== Problem to work on ==
Give back the records in their entirety, exactly.

== Listed records ==
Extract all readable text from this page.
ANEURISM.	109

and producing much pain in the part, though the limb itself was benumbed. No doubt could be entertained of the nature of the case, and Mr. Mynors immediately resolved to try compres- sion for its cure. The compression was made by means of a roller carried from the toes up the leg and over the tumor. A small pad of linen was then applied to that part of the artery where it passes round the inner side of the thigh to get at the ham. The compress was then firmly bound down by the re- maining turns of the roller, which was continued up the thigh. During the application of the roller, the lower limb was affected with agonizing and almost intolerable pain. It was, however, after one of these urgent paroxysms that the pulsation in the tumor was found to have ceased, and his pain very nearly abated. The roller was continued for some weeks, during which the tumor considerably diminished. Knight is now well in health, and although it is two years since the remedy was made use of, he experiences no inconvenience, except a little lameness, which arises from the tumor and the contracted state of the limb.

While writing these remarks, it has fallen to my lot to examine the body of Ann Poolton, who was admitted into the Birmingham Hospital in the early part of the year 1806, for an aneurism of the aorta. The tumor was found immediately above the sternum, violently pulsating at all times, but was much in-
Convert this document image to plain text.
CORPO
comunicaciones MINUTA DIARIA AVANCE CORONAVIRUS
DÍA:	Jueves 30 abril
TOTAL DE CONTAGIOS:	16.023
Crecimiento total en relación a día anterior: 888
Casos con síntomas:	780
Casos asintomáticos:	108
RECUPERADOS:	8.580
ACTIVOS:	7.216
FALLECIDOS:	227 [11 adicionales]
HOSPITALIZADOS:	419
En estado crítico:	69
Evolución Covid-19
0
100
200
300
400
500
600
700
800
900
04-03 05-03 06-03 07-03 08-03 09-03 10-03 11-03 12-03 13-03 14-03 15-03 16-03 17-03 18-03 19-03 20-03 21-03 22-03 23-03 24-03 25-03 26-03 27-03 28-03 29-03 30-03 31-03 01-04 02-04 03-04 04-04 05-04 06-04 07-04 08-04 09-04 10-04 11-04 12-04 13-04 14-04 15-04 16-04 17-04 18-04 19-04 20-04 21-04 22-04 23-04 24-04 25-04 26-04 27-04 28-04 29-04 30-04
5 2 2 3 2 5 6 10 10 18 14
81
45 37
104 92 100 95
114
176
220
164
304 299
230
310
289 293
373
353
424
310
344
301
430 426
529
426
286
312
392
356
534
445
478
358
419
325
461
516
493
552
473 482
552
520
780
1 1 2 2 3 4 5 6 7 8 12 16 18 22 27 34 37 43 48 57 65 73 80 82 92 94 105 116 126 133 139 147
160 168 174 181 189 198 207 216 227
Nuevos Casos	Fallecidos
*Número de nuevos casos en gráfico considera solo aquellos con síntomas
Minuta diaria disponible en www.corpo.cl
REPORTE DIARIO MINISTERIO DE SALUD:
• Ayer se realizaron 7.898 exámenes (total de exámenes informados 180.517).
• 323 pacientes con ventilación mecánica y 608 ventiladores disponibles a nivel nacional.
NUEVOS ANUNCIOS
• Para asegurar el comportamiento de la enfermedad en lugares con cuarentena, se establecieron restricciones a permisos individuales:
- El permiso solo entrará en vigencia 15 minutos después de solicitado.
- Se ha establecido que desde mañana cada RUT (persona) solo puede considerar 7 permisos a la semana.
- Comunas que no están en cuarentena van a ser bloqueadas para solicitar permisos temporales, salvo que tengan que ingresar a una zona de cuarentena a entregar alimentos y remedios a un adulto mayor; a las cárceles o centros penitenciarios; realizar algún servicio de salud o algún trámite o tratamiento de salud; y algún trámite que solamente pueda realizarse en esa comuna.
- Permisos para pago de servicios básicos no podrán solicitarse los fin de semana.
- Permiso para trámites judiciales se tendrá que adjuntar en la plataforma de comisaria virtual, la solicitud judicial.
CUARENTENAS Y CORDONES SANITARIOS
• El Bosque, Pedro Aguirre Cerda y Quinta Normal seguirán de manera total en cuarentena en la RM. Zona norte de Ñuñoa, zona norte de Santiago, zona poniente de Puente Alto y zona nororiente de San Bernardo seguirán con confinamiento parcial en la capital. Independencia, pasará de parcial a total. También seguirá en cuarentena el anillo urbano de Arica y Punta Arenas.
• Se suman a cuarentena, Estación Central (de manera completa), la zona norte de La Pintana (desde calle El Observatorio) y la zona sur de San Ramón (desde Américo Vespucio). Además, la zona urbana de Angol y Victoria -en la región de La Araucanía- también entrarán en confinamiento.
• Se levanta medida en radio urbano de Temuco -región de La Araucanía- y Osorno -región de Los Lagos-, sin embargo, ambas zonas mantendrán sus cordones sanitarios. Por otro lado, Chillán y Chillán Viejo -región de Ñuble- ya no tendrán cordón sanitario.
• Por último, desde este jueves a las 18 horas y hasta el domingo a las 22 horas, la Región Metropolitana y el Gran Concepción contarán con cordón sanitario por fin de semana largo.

== Answer to this problem ==
Extract all readable text from this page.
ANEURISM.	109

and producing much pain in the part, though the limb itself was benumbed. No doubt could be entertained of the nature of the case, and Mr. Mynors immediately resolved to try compres- sion for its cure. The compression was made by means of a roller carried from the toes up the leg and over the tumor. A small pad of linen was then applied to that part of the artery where it passes round the inner side of the thigh to get at the ham. The compress was then firmly bound down by the re- maining turns of the roller, which was continued up the thigh. During the application of the roller, the lower limb was affected with agonizing and almost intolerable pain. It was, however, after one of these urgent paroxysms that the pulsation in the tumor was found to have ceased, and his pain very nearly abated. The roller was continued for some weeks, during which the tumor considerably diminished. Knight is now well in health, and although it is two years since the remedy was made use of, he experiences no inconvenience, except a little lameness, which arises from the tumor and the contracted state of the limb.

While writing these remarks, it has fallen to my lot to examine the body of Ann Poolton, who was admitted into the Birmingham Hospital in the early part of the year 1806, for an aneurism of the aorta. The tumor was found immediately above the sternum, violently pulsating at all times, but was much in-
Convert this document image to plain text.
CORPO
comunicaciones MINUTA DIARIA AVANCE CORONAVIRUS
DÍA:	Jueves 30 abril
TOTAL DE CONTAGIOS:	16.023
Crecimiento total en relación a día anterior: 888
Casos con síntomas:	780
Casos asintomáticos:	108
RECUPERADOS:	8.580
ACTIVOS:	7.216
FALLECIDOS:	227 [11 adicionales]
HOSPITALIZADOS:	419
En estado crítico:	69
Evolución Covid-19
0
100
200
300
400
500
600
700
800
900
04-03 05-03 06-03 07-03 08-03 09-03 10-03 11-03 12-03 13-03 14-03 15-03 16-03 17-03 18-03 19-03 20-03 21-03 22-03 23-03 24-03 25-03 26-03 27-03 28-03 29-03 30-03 31-03 01-04 02-04 03-04 04-04 05-04 06-04 07-04 08-04 09-04 10-04 11-04 12-04 13-04 14-04 15-04 16-04 17-04 18-04 19-04 20-04 21-04 22-04 23-04 24-04 25-04 26-04 27-04 28-04 29-04 30-04
5 2 2 3 2 5 6 10 10 18 14
81
45 37
104 92 100 95
114
176
220
164
304 299
230
310
289 293
373
353
424
310
344
301
430 426
529
426
286
312
392
356
534
445
478
358
419
325
461
516
493
552
473 482
552
520
780
1 1 2 2 3 4 5 6 7 8 12 16 18 22 27 34 37 43 48 57 65 73 80 82 92 94 105 116 126 133 139 147
160 168 174 181 189 198 207 216 227
Nuevos Casos	Fallecidos
*Número de nuevos casos en gráfico considera solo aquellos con síntomas
Minuta diaria disponible en www.corpo.cl
REPORTE DIARIO MINISTERIO DE SALUD:
• Ayer se realizaron 7.898 exámenes (total de exámenes informados 180.517).
• 323 pacientes con ventilación mecánica y 608 ventiladores disponibles a nivel nacional.
NUEVOS ANUNCIOS
• Para asegurar el comportamiento de la enfermedad en lugares con cuarentena, se establecieron restricciones a permisos individuales:
- El permiso solo entrará en vigencia 15 minutos después de solicitado.
- Se ha establecido que desde mañana cada RUT (persona) solo puede considerar 7 permisos a la semana.
- Comunas que no están en cuarentena van a ser bloqueadas para solicitar permisos temporales, salvo que tengan que ingresar a una zona de cuarentena a entregar alimentos y remedios a un adulto mayor; a las cárceles o centros penitenciarios; realizar algún servicio de salud o algún trámite o tratamiento de salud; y algún trámite que solamente pueda realizarse en esa comuna.
- Permisos para pago de servicios básicos no podrán solicitarse los fin de semana.
- Permiso para trámites judiciales se tendrá que adjuntar en la plataforma de comisaria virtual, la solicitud judicial.
CUARENTENAS Y CORDONES SANITARIOS
• El Bosque, Pedro Aguirre Cerda y Quinta Normal seguirán de manera total en cuarentena en la RM. Zona norte de Ñuñoa, zona norte de Santiago, zona poniente de Puente Alto y zona nororiente de San Bernardo seguirán con confinamiento parcial en la capital. Independencia, pasará de parcial a total. También seguirá en cuarentena el anillo urbano de Arica y Punta Arenas.
• Se suman a cuarentena, Estación Central (de manera completa), la zona norte de La Pintana (desde calle El Observatorio) y la zona sur de San Ramón (desde Américo Vespucio). Además, la zona urbana de Angol y Victoria -en la región de La Araucanía- también entrarán en confinamiento.
• Se levanta medida en radio urbano de Temuco -región de La Araucanía- y Osorno -región de Los Lagos-, sin embargo, ambas zonas mantendrán sus cordones sanitarios. Por otro lado, Chillán y Chillán Viejo -región de Ñuble- ya no tendrán cordón sanitario.
• Por último, desde este jueves a las 18 horas y hasta el domingo a las 22 horas, la Región Metropolitana y el Gran Concepción contarán con cordón sanitario por fin de semana largo.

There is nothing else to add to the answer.